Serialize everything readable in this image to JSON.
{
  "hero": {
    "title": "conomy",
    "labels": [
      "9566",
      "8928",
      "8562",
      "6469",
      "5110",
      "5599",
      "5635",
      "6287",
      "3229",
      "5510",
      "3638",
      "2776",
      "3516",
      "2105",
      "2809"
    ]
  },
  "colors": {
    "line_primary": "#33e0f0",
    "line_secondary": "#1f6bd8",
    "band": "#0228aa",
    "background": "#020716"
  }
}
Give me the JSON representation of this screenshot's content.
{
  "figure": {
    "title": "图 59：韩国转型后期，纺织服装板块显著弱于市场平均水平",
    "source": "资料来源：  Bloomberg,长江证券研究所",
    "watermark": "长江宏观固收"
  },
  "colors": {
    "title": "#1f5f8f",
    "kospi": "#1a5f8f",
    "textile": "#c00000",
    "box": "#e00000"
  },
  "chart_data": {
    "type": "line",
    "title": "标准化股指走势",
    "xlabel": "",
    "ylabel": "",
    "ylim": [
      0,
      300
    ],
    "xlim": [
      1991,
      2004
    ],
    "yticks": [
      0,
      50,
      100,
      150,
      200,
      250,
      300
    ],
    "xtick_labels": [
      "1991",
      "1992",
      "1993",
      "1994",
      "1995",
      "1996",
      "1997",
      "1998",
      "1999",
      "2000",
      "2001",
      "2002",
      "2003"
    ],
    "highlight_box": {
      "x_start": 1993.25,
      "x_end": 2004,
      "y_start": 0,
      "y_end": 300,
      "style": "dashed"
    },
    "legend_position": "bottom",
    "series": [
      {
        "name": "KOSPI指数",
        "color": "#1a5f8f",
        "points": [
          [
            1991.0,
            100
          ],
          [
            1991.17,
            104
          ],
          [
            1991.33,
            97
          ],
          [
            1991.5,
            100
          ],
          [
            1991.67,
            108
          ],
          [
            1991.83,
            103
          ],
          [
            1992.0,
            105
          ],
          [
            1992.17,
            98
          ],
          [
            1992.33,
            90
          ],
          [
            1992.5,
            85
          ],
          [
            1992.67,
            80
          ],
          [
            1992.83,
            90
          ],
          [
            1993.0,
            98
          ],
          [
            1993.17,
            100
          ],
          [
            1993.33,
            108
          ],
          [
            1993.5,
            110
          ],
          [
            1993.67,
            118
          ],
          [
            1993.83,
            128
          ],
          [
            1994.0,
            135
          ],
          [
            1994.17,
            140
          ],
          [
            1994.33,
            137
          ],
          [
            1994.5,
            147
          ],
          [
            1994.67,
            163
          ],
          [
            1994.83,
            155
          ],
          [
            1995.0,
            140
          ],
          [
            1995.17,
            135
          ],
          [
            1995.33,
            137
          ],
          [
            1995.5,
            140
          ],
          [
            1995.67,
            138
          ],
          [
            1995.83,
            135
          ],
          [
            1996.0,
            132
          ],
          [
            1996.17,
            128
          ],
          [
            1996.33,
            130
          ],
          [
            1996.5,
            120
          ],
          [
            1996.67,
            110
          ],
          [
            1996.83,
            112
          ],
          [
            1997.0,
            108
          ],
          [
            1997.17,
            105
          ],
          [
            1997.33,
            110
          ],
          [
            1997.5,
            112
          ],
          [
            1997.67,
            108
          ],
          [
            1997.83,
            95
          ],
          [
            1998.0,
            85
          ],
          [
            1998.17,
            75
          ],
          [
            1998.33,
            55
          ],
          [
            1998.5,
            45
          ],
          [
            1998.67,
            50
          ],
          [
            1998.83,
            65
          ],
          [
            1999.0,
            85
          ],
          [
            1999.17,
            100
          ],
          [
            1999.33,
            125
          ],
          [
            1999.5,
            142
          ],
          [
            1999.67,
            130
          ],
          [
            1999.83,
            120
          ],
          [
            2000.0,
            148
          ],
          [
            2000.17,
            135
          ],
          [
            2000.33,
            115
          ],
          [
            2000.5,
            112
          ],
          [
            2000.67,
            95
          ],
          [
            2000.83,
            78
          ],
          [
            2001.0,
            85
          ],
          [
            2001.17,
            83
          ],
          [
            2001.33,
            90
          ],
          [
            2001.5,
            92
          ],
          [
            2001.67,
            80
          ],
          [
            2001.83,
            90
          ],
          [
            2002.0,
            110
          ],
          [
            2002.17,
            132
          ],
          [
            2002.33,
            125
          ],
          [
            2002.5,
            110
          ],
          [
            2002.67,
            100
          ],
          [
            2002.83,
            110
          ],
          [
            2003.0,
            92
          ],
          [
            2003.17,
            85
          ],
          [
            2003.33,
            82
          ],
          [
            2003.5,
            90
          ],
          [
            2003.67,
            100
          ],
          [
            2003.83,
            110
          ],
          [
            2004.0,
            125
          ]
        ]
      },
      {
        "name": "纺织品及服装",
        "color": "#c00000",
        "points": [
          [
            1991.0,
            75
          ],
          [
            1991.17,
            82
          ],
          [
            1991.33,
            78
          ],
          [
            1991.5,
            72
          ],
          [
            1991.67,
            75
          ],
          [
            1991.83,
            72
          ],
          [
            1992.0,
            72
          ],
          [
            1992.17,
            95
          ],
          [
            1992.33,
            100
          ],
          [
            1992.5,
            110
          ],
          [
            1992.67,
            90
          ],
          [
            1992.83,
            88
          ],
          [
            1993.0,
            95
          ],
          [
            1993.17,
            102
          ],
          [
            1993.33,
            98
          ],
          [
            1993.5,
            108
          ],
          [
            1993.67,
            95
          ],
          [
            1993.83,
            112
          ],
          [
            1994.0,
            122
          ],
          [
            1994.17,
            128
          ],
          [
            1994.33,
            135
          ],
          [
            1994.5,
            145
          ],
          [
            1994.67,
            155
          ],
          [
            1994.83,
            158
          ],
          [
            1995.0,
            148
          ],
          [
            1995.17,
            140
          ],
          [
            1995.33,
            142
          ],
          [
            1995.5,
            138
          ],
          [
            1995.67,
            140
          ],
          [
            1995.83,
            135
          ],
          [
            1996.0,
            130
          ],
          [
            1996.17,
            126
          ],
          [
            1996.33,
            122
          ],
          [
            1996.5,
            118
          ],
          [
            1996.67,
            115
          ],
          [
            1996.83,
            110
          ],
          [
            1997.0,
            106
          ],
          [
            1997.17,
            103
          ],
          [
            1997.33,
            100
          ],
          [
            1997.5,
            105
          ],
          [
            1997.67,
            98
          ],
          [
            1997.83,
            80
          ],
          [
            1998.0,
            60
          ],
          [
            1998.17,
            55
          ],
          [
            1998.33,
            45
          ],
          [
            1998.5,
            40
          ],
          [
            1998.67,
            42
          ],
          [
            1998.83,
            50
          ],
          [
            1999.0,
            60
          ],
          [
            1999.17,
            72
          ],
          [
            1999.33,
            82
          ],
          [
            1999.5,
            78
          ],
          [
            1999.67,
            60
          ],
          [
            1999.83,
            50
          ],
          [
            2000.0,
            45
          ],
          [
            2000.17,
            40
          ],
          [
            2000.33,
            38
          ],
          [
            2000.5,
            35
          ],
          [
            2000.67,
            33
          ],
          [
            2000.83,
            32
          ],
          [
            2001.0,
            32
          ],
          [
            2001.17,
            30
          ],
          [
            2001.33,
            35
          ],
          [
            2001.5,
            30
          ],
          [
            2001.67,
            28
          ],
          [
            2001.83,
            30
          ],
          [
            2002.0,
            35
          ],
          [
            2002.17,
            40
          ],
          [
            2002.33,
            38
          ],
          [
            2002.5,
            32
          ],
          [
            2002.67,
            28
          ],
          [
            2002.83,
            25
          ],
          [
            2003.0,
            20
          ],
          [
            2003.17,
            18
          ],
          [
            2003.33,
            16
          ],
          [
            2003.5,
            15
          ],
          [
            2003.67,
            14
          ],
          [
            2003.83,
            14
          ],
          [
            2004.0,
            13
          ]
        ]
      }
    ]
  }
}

────────

■ Aim of the exercise
Only a number is wanted: how many lines of the material include the word "title".

■ Task result
4